> **Provided material**
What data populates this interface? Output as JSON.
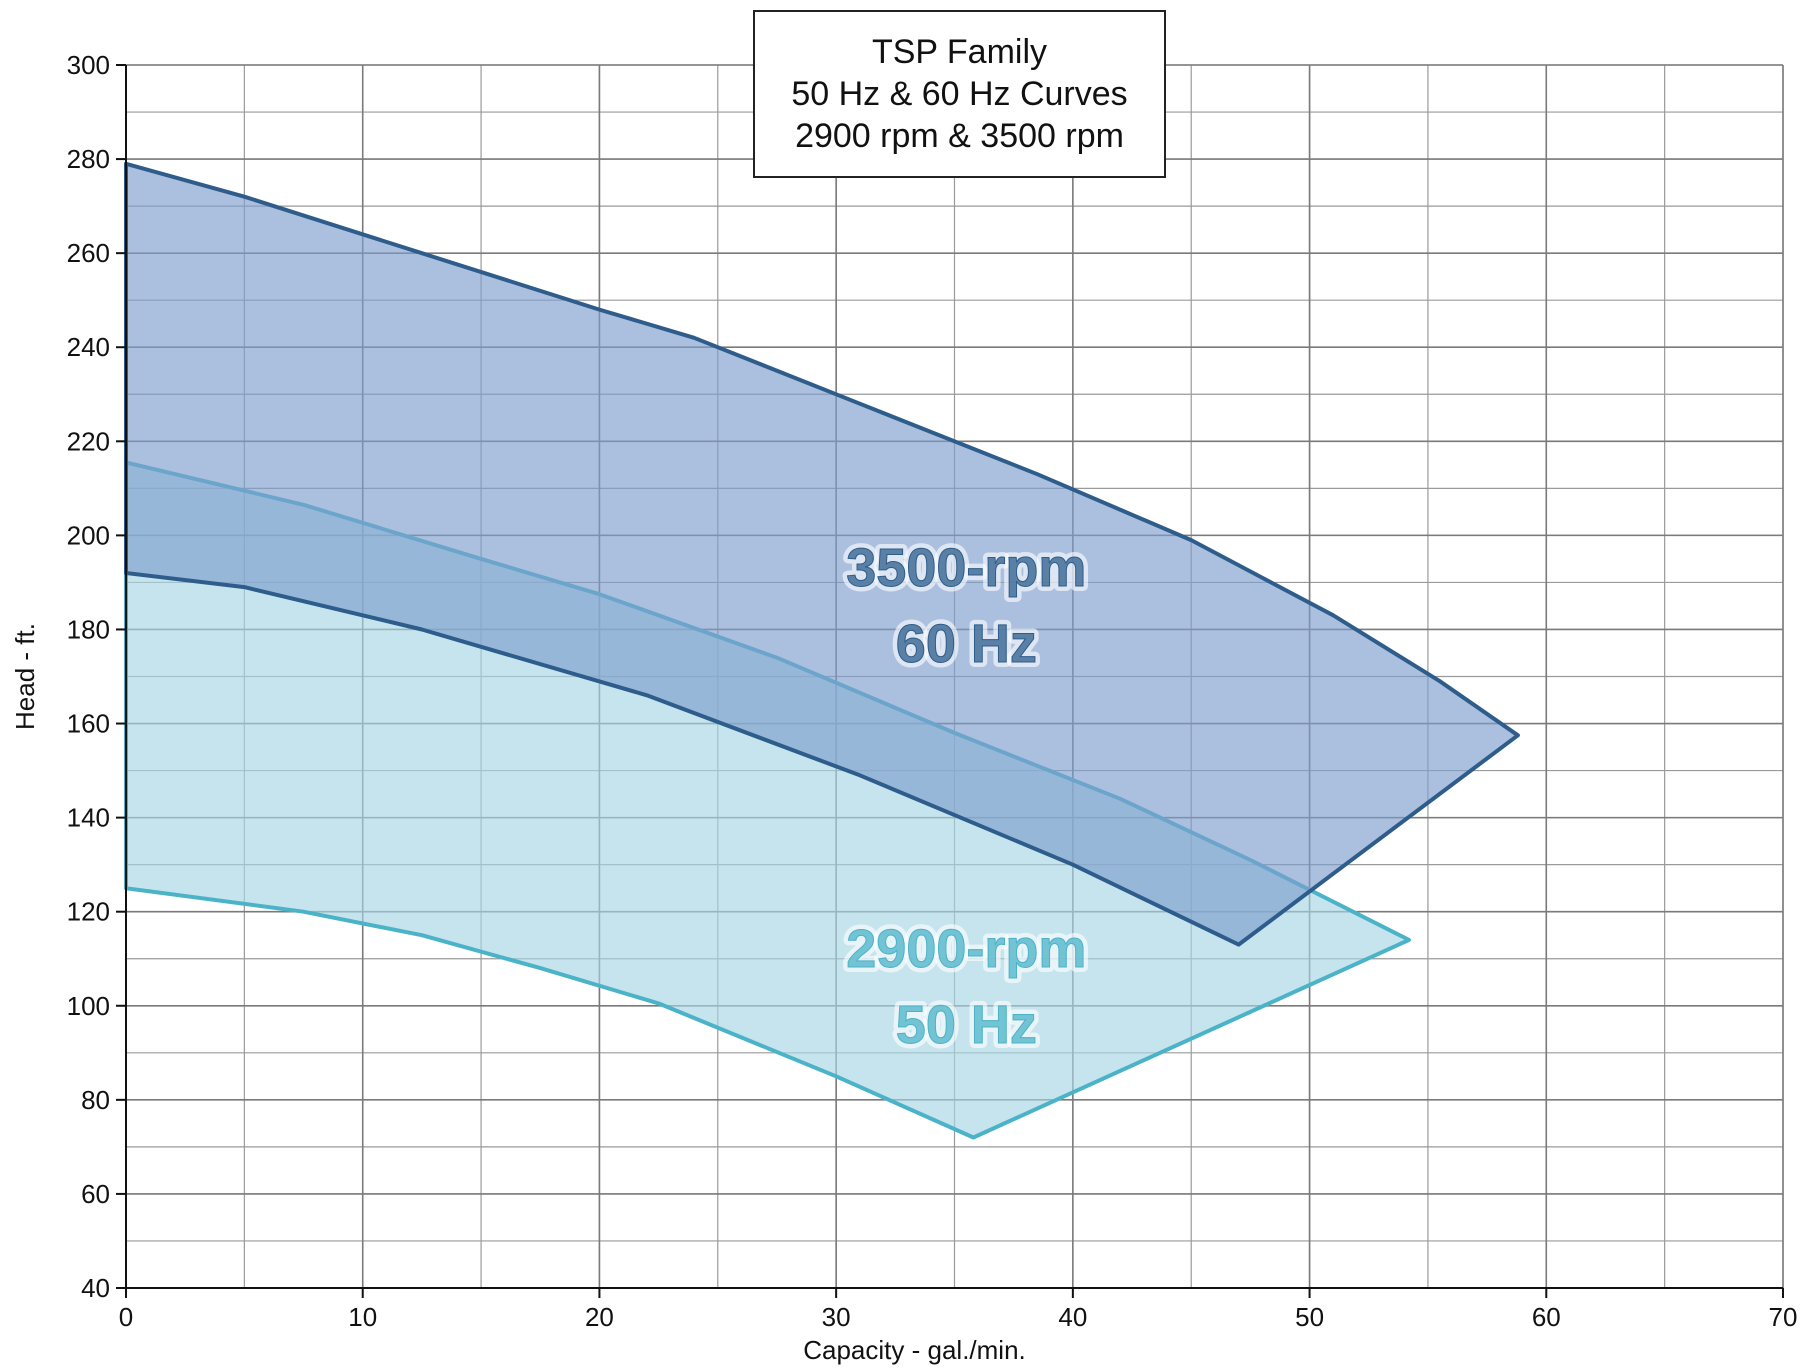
{
  "chart_data": {
    "type": "area",
    "title": [
      "TSP Family",
      "50 Hz & 60 Hz Curves",
      "2900 rpm & 3500 rpm"
    ],
    "xlabel": "Capacity - gal./min.",
    "ylabel": "Head - ft.",
    "xlim": [
      0,
      70
    ],
    "ylim": [
      40,
      300
    ],
    "x_ticks": [
      0,
      10,
      20,
      30,
      40,
      50,
      60,
      70
    ],
    "y_ticks": [
      40,
      60,
      80,
      100,
      120,
      140,
      160,
      180,
      200,
      220,
      240,
      260,
      280,
      300
    ],
    "grid": true,
    "series": [
      {
        "name": "2900-rpm 50 Hz",
        "label_lines": [
          "2900-rpm",
          "50 Hz"
        ],
        "label_position": [
          35.5,
          104
        ],
        "color": "#4bb3c8",
        "fill": "#a8d6e3",
        "upper_curve": [
          [
            0,
            215.5
          ],
          [
            7.5,
            206.5
          ],
          [
            15,
            195
          ],
          [
            20,
            187.5
          ],
          [
            27.5,
            174
          ],
          [
            35,
            158
          ],
          [
            42,
            144
          ],
          [
            47.5,
            131
          ],
          [
            54.2,
            114
          ]
        ],
        "lower_curve": [
          [
            0,
            125
          ],
          [
            7.5,
            120
          ],
          [
            12.5,
            115
          ],
          [
            17.5,
            108
          ],
          [
            22.5,
            100.5
          ],
          [
            30,
            85
          ],
          [
            35.8,
            72
          ]
        ]
      },
      {
        "name": "3500-rpm 60 Hz",
        "label_lines": [
          "3500-rpm",
          "60 Hz"
        ],
        "label_position": [
          35.5,
          185
        ],
        "color": "#2e5d8c",
        "fill": "#7e9ecc",
        "upper_curve": [
          [
            0,
            279
          ],
          [
            5,
            272
          ],
          [
            12.5,
            260
          ],
          [
            20,
            248
          ],
          [
            24,
            242
          ],
          [
            31,
            228
          ],
          [
            38.5,
            213
          ],
          [
            45,
            199
          ],
          [
            51,
            183
          ],
          [
            55.5,
            169
          ],
          [
            58.8,
            157.5
          ]
        ],
        "lower_curve": [
          [
            0,
            192
          ],
          [
            5,
            189
          ],
          [
            12.5,
            180
          ],
          [
            22,
            166
          ],
          [
            31,
            149
          ],
          [
            40,
            130
          ],
          [
            47,
            113
          ]
        ]
      }
    ]
  }
}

> **What the exercise asks**
Apart from the pictures, the entries above are to be repeated in full and exactly.

> **Reply**
What data populates this interface? Output as JSON.
{
  "chart_data": {
    "type": "area",
    "title": [
      "TSP Family",
      "50 Hz & 60 Hz Curves",
      "2900 rpm & 3500 rpm"
    ],
    "xlabel": "Capacity - gal./min.",
    "ylabel": "Head - ft.",
    "xlim": [
      0,
      70
    ],
    "ylim": [
      40,
      300
    ],
    "x_ticks": [
      0,
      10,
      20,
      30,
      40,
      50,
      60,
      70
    ],
    "y_ticks": [
      40,
      60,
      80,
      100,
      120,
      140,
      160,
      180,
      200,
      220,
      240,
      260,
      280,
      300
    ],
    "grid": true,
    "series": [
      {
        "name": "2900-rpm 50 Hz",
        "label_lines": [
          "2900-rpm",
          "50 Hz"
        ],
        "label_position": [
          35.5,
          104
        ],
        "color": "#4bb3c8",
        "fill": "#a8d6e3",
        "upper_curve": [
          [
            0,
            215.5
          ],
          [
            7.5,
            206.5
          ],
          [
            15,
            195
          ],
          [
            20,
            187.5
          ],
          [
            27.5,
            174
          ],
          [
            35,
            158
          ],
          [
            42,
            144
          ],
          [
            47.5,
            131
          ],
          [
            54.2,
            114
          ]
        ],
        "lower_curve": [
          [
            0,
            125
          ],
          [
            7.5,
            120
          ],
          [
            12.5,
            115
          ],
          [
            17.5,
            108
          ],
          [
            22.5,
            100.5
          ],
          [
            30,
            85
          ],
          [
            35.8,
            72
          ]
        ]
      },
      {
        "name": "3500-rpm 60 Hz",
        "label_lines": [
          "3500-rpm",
          "60 Hz"
        ],
        "label_position": [
          35.5,
          185
        ],
        "color": "#2e5d8c",
        "fill": "#7e9ecc",
        "upper_curve": [
          [
            0,
            279
          ],
          [
            5,
            272
          ],
          [
            12.5,
            260
          ],
          [
            20,
            248
          ],
          [
            24,
            242
          ],
          [
            31,
            228
          ],
          [
            38.5,
            213
          ],
          [
            45,
            199
          ],
          [
            51,
            183
          ],
          [
            55.5,
            169
          ],
          [
            58.8,
            157.5
          ]
        ],
        "lower_curve": [
          [
            0,
            192
          ],
          [
            5,
            189
          ],
          [
            12.5,
            180
          ],
          [
            22,
            166
          ],
          [
            31,
            149
          ],
          [
            40,
            130
          ],
          [
            47,
            113
          ]
        ]
      }
    ]
  }
}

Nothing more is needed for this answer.